===== EXTRACTED RECORDS =====

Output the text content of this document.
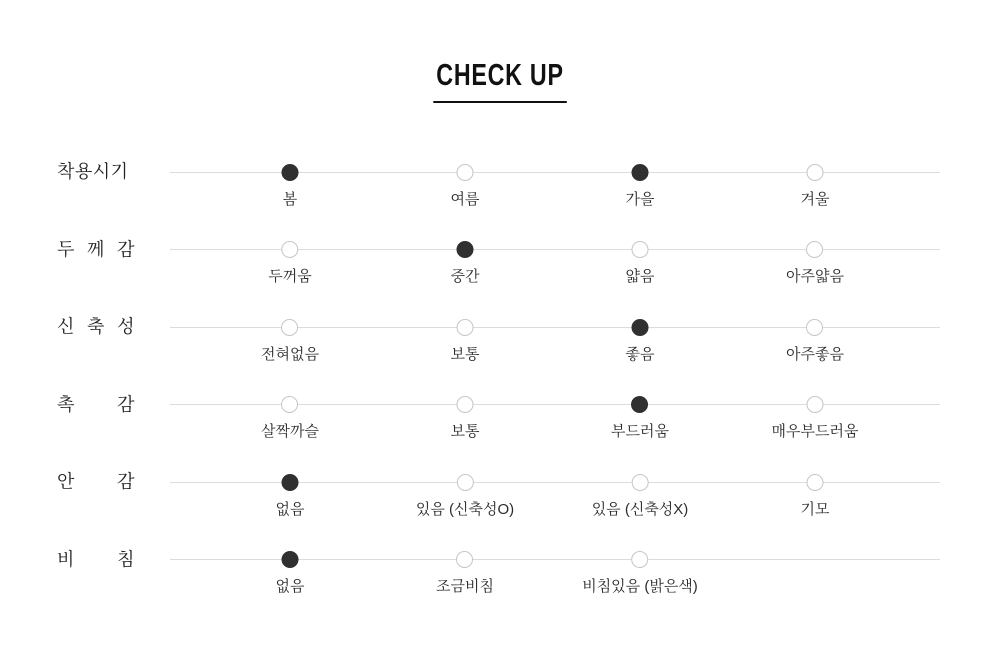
CHECK UP
착용시기
봄	여름	가을	겨울
두 께 감
두꺼움	중간	얇음	아주얇음
신 축 성
전혀없음	보통	좋음	아주좋음
촉 감
살짝까슬	보통	부드러움	매우부드러움
안 감
없음	있음 (신축성O)	있음 (신축성X)	기모
비 침
없음	조금비침	비침있음 (밝은색)
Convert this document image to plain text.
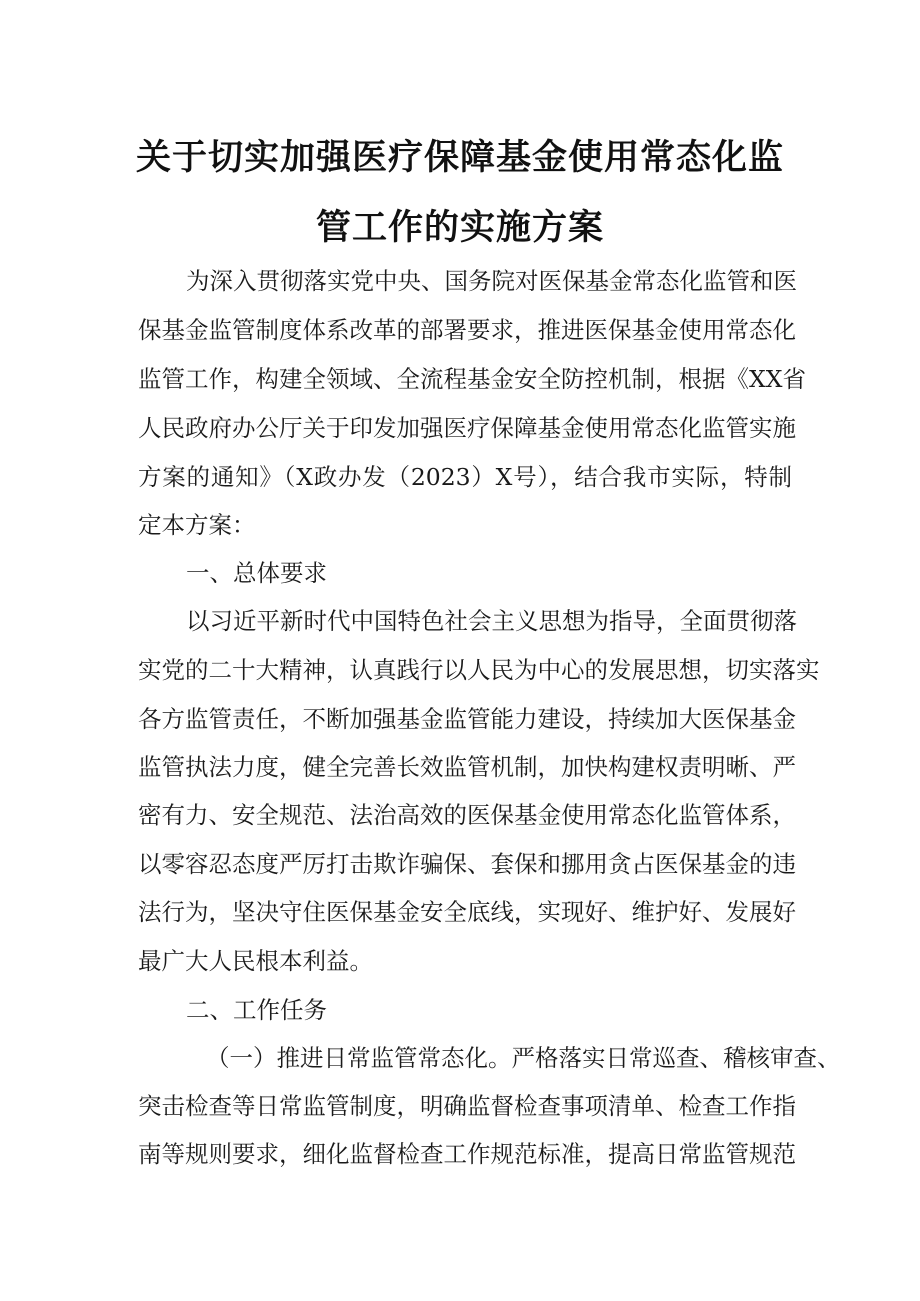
关于切实加强医疗保障基金使用常态化监
管工作的实施方案

为深入贯彻落实党中央、国务院对医保基金常态化监管和医

保基金监管制度体系改革的部署要求，推进医保基金使用常态化

监管工作，构建全领域、全流程基金安全防控机制，根据《XX省

人民政府办公厅关于印发加强医疗保障基金使用常态化监管实施

方案的通知》（X政办发（2023）X号），结合我市实际，特制

定本方案：

一、总体要求

以习近平新时代中国特色社会主义思想为指导，全面贯彻落

实党的二十大精神，认真践行以人民为中心的发展思想，切实落实

各方监管责任，不断加强基金监管能力建设，持续加大医保基金

监管执法力度，健全完善长效监管机制，加快构建权责明晰、严

密有力、安全规范、法治高效的医保基金使用常态化监管体系，

以零容忍态度严厉打击欺诈骗保、套保和挪用贪占医保基金的违

法行为，坚决守住医保基金安全底线，实现好、维护好、发展好

最广大人民根本利益。

二、工作任务

（一）推进日常监管常态化。严格落实日常巡查、稽核审查、

突击检查等日常监管制度，明确监督检查事项清单、检查工作指

南等规则要求，细化监督检查工作规范标准，提高日常监管规范
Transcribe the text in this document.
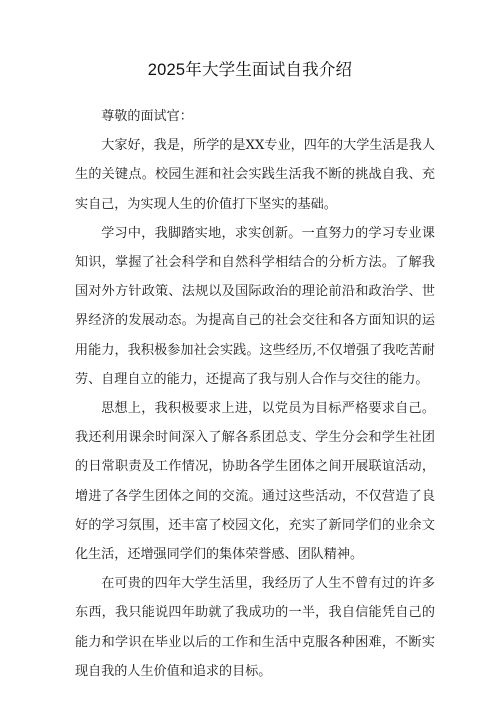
2025年大学生面试自我介绍

尊敬的面试官：

大家好，我是，所学的是XX专业，四年的大学生活是我人生的关键点。校园生涯和社会实践生活我不断的挑战自我、充实自己，为实现人生的价值打下坚实的基础。

学习中，我脚踏实地，求实创新。一直努力的学习专业课知识，掌握了社会科学和自然科学相结合的分析方法。了解我国对外方针政策、法规以及国际政治的理论前沿和政治学、世界经济的发展动态。为提高自己的社会交往和各方面知识的运用能力，我积极参加社会实践。这些经历,不仅增强了我吃苦耐劳、自理自立的能力，还提高了我与别人合作与交往的能力。

思想上，我积极要求上进，以党员为目标严格要求自己。我还利用课余时间深入了解各系团总支、学生分会和学生社团的日常职责及工作情况，协助各学生团体之间开展联谊活动，增进了各学生团体之间的交流。通过这些活动，不仅营造了良好的学习氛围，还丰富了校园文化，充实了新同学们的业余文化生活，还增强同学们的集体荣誉感、团队精神。

在可贵的四年大学生活里，我经历了人生不曾有过的许多东西，我只能说四年助就了我成功的一半，我自信能凭自己的能力和学识在毕业以后的工作和生活中克服各种困难，不断实现自我的人生价值和追求的目标。
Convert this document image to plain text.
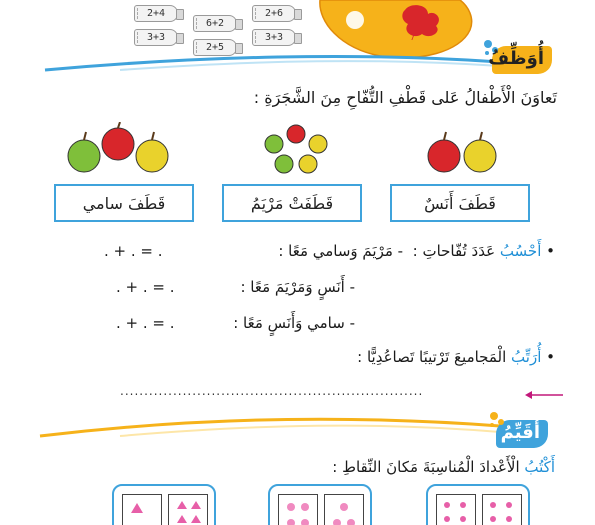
2+4
3+3
6+2
2+5
2+6
3+3	7
أُوَظِّفُ
تَعاوَنَ الْأَطْفالُ عَلى قَطْفِ التُّفّاحِ مِنَ الشَّجَرَةِ :
قَطَفَ سامي	قَطَفَتْ مَرْيَمُ	قَطَفَ أَنَسٌ
• أَحْسُبُ عَدَدَ تُفّاحاتِ :  - مَرْيَمَ وَسامي مَعًا :
. + . = .
- أَنَسٍ وَمَرْيَمَ مَعًا :
. + . = .
- سامي وَأَنَسٍ مَعًا :
. + . = .
• أُرَتِّبُ الْمَجاميعَ تَرْتيبًا تَصاعُدِيًّا :
...............................................................
أُقَيِّمُ
أَكْتُبُ الْأَعْدادَ الْمُناسِبَةَ مَكانَ النِّقاطِ :
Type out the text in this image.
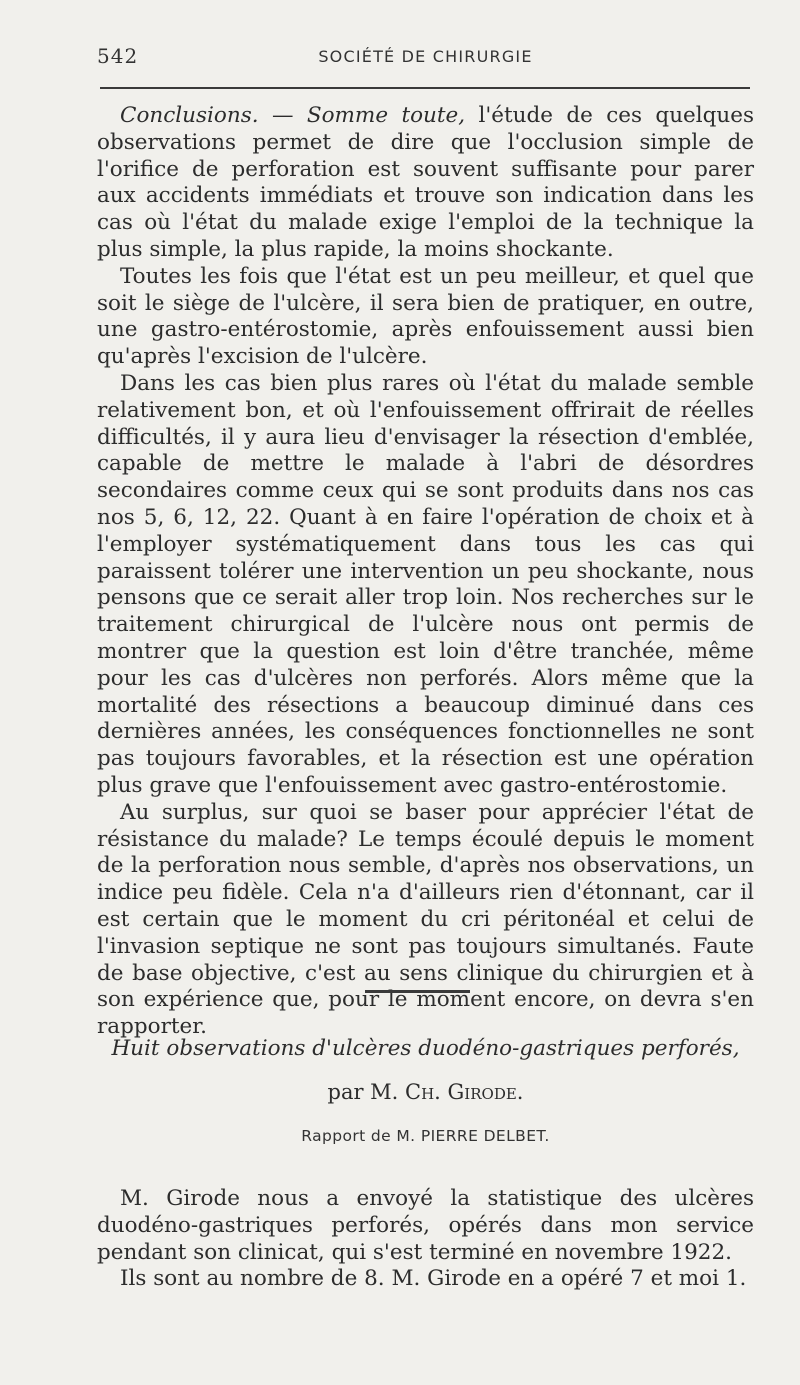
542	SOCIÉTÉ DE CHIRURGIE

Conclusions. — Somme toute, l'étude de ces quelques observations permet de dire que l'occlusion simple de l'orifice de perforation est souvent suffisante pour parer aux accidents immédiats et trouve son indication dans les cas où l'état du malade exige l'emploi de la technique la plus simple, la plus rapide, la moins shockante.

Toutes les fois que l'état est un peu meilleur, et quel que soit le siège de l'ulcère, il sera bien de pratiquer, en outre, une gastro-entérostomie, après enfouissement aussi bien qu'après l'excision de l'ulcère.

Dans les cas bien plus rares où l'état du malade semble relativement bon, et où l'enfouissement offrirait de réelles difficultés, il y aura lieu d'envisager la résection d'emblée, capable de mettre le malade à l'abri de désordres secondaires comme ceux qui se sont produits dans nos cas nos 5, 6, 12, 22. Quant à en faire l'opération de choix et à l'employer systématiquement dans tous les cas qui paraissent tolérer une intervention un peu shockante, nous pensons que ce serait aller trop loin. Nos recherches sur le traitement chirurgical de l'ulcère nous ont permis de montrer que la question est loin d'être tranchée, même pour les cas d'ulcères non perforés. Alors même que la mortalité des résections a beaucoup diminué dans ces dernières années, les conséquences fonctionnelles ne sont pas toujours favorables, et la résection est une opération plus grave que l'enfouissement avec gastro-entérostomie.

Au surplus, sur quoi se baser pour apprécier l'état de résistance du malade? Le temps écoulé depuis le moment de la perforation nous semble, d'après nos observations, un indice peu fidèle. Cela n'a d'ailleurs rien d'étonnant, car il est certain que le moment du cri péritonéal et celui de l'invasion septique ne sont pas toujours simultanés. Faute de base objective, c'est au sens clinique du chirurgien et à son expérience que, pour le moment encore, on devra s'en rapporter.

Huit observations d'ulcères duodéno-gastriques perforés,
par M. Ch. Girode.
Rapport de M. PIERRE DELBET.

M. Girode nous a envoyé la statistique des ulcères duodéno-gastriques perforés, opérés dans mon service pendant son clinicat, qui s'est terminé en novembre 1922.

Ils sont au nombre de 8. M. Girode en a opéré 7 et moi 1.
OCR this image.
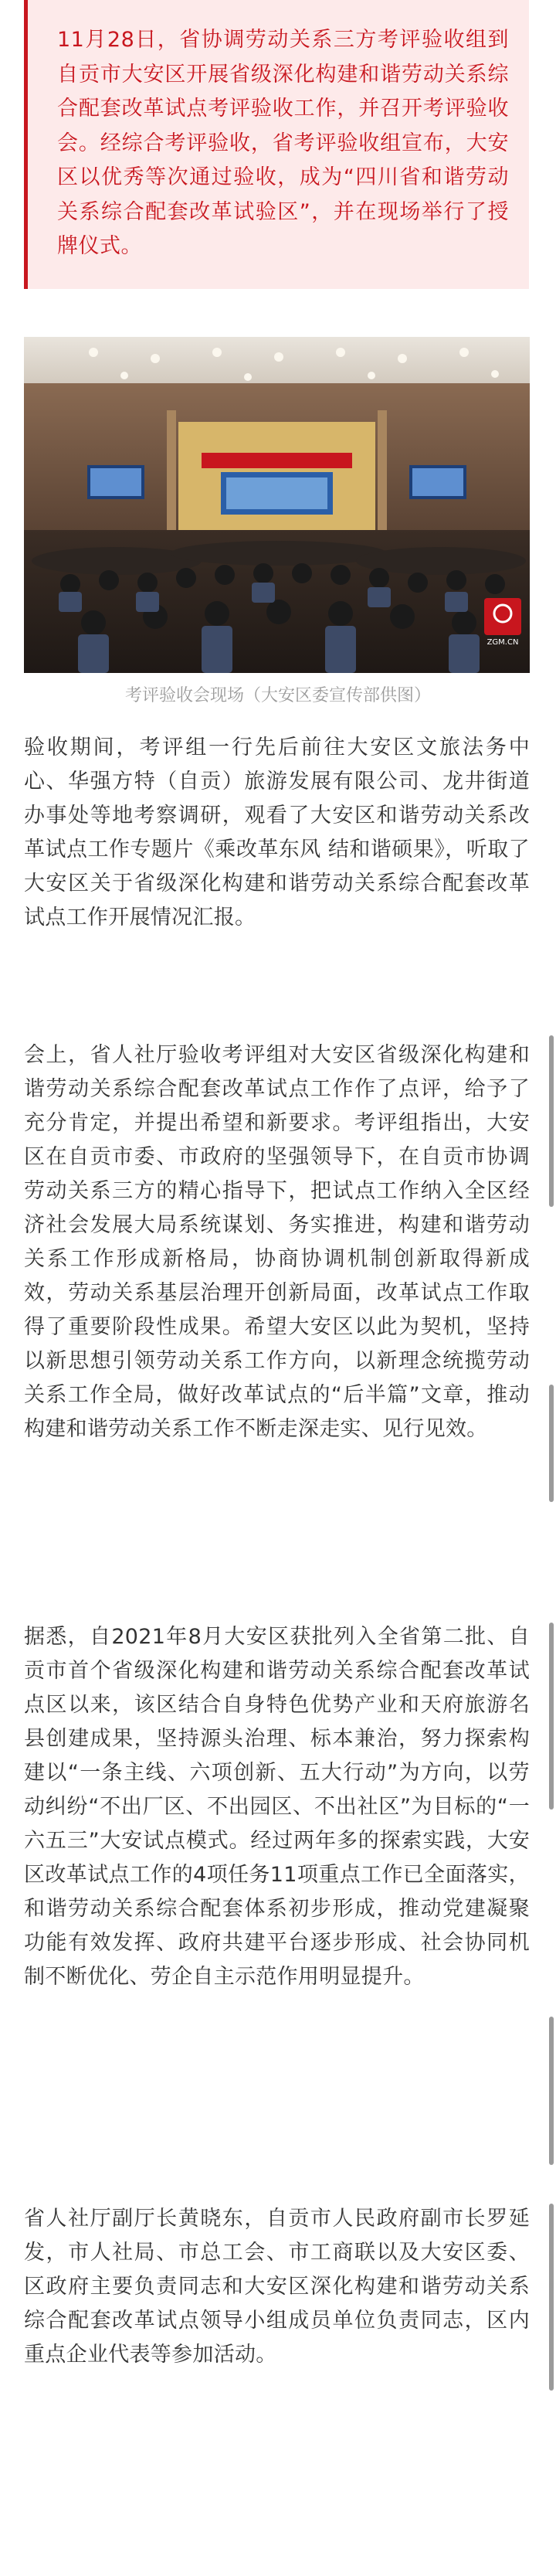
11月28日，省协调劳动关系三方考评验收组到自贡市大安区开展省级深化构建和谐劳动关系综合配套改革试点考评验收工作，并召开考评验收会。经综合考评验收，省考评验收组宣布，大安区以优秀等次通过验收，成为“四川省和谐劳动关系综合配套改革试验区”，并在现场举行了授牌仪式。

ZGM.CN
考评验收会现场（大安区委宣传部供图）

验收期间，考评组一行先后前往大安区文旅法务中心、华强方特（自贡）旅游发展有限公司、龙井街道办事处等地考察调研，观看了大安区和谐劳动关系改革试点工作专题片《乘改革东风 结和谐硕果》，听取了大安区关于省级深化构建和谐劳动关系综合配套改革试点工作开展情况汇报。

会上，省人社厅验收考评组对大安区省级深化构建和谐劳动关系综合配套改革试点工作作了点评，给予了充分肯定，并提出希望和新要求。考评组指出，大安区在自贡市委、市政府的坚强领导下，在自贡市协调劳动关系三方的精心指导下，把试点工作纳入全区经济社会发展大局系统谋划、务实推进，构建和谐劳动关系工作形成新格局，协商协调机制创新取得新成效，劳动关系基层治理开创新局面，改革试点工作取得了重要阶段性成果。希望大安区以此为契机，坚持以新思想引领劳动关系工作方向，以新理念统揽劳动关系工作全局，做好改革试点的“后半篇”文章，推动构建和谐劳动关系工作不断走深走实、见行见效。

据悉，自2021年8月大安区获批列入全省第二批、自贡市首个省级深化构建和谐劳动关系综合配套改革试点区以来，该区结合自身特色优势产业和天府旅游名县创建成果，坚持源头治理、标本兼治，努力探索构建以“一条主线、六项创新、五大行动”为方向，以劳动纠纷“不出厂区、不出园区、不出社区”为目标的“一六五三”大安试点模式。经过两年多的探索实践，大安区改革试点工作的4项任务11项重点工作已全面落实，和谐劳动关系综合配套体系初步形成，推动党建凝聚功能有效发挥、政府共建平台逐步形成、社会协同机制不断优化、劳企自主示范作用明显提升。

省人社厅副厅长黄晓东，自贡市人民政府副市长罗延发，市人社局、市总工会、市工商联以及大安区委、区政府主要负责同志和大安区深化构建和谐劳动关系综合配套改革试点领导小组成员单位负责同志，区内重点企业代表等参加活动。
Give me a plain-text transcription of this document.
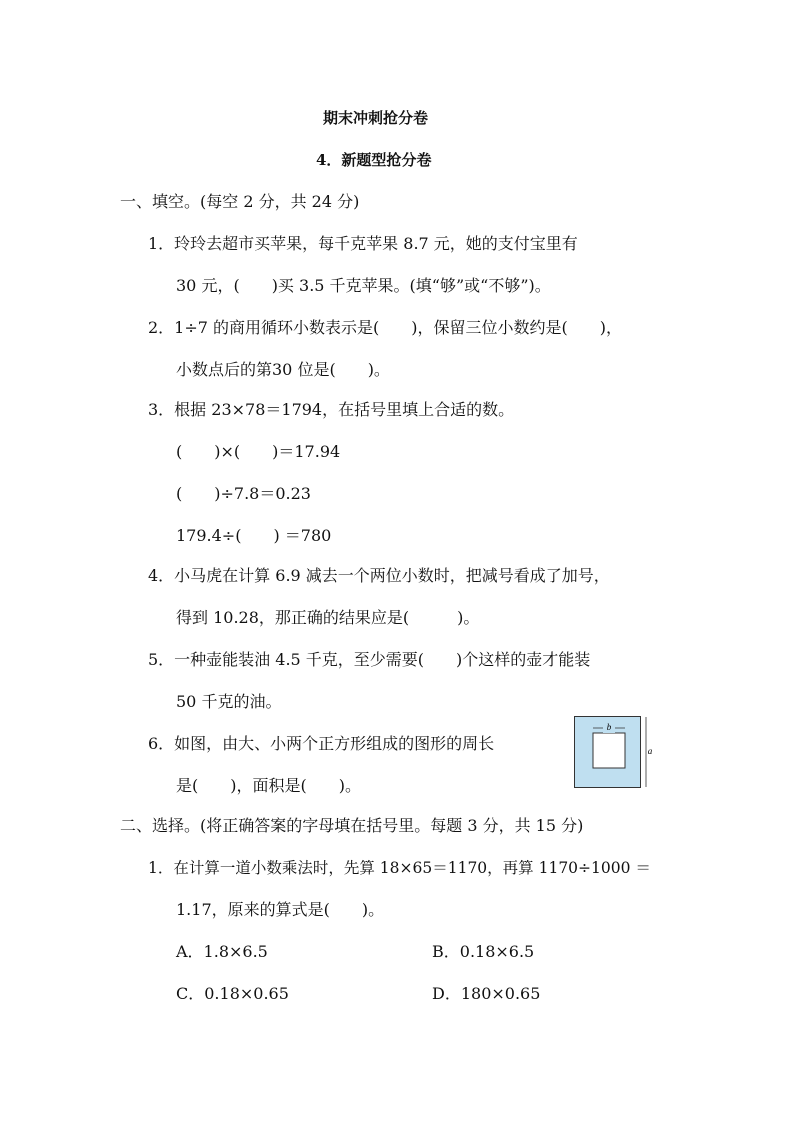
期末冲刺抢分卷
4．新题型抢分卷
一、填空。(每空 2 分，共 24 分)
1．玲玲去超市买苹果，每千克苹果 8.7 元，她的支付宝里有
30 元，(　　)买 3.5 千克苹果。(填“够”或“不够”)。
2．1÷7 的商用循环小数表示是(　　)，保留三位小数约是(　　)，
小数点后的第30 位是(　　)。
3．根据 23×78＝1794，在括号里填上合适的数。
(　　)×(　　)＝17.94
(　　)÷7.8＝0.23
179.4÷(　　) ＝780
4．小马虎在计算 6.9 减去一个两位小数时，把减号看成了加号，
得到 10.28，那正确的结果应是(　　　)。
5．一种壶能装油 4.5 千克，至少需要(　　)个这样的壶才能装
50 千克的油。
6．如图，由大、小两个正方形组成的图形的周长
是(　　)，面积是(　　)。
b
a
二、选择。(将正确答案的字母填在括号里。每题 3 分，共 15 分)
1．在计算一道小数乘法时，先算 18×65＝1170，再算 1170÷1000 ＝
1.17，原来的算式是(　　)。
A．1.8×6.5	B．0.18×6.5
C．0.18×0.65	D．180×0.65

=====

**GIVEN EXERCISE**
Pull every line containing "image" out of the data above.

**TASK RESPONSE**
Convert this document image to plain text.
Convert this document image to plain text.
Type out the text in this image.
OCR this image.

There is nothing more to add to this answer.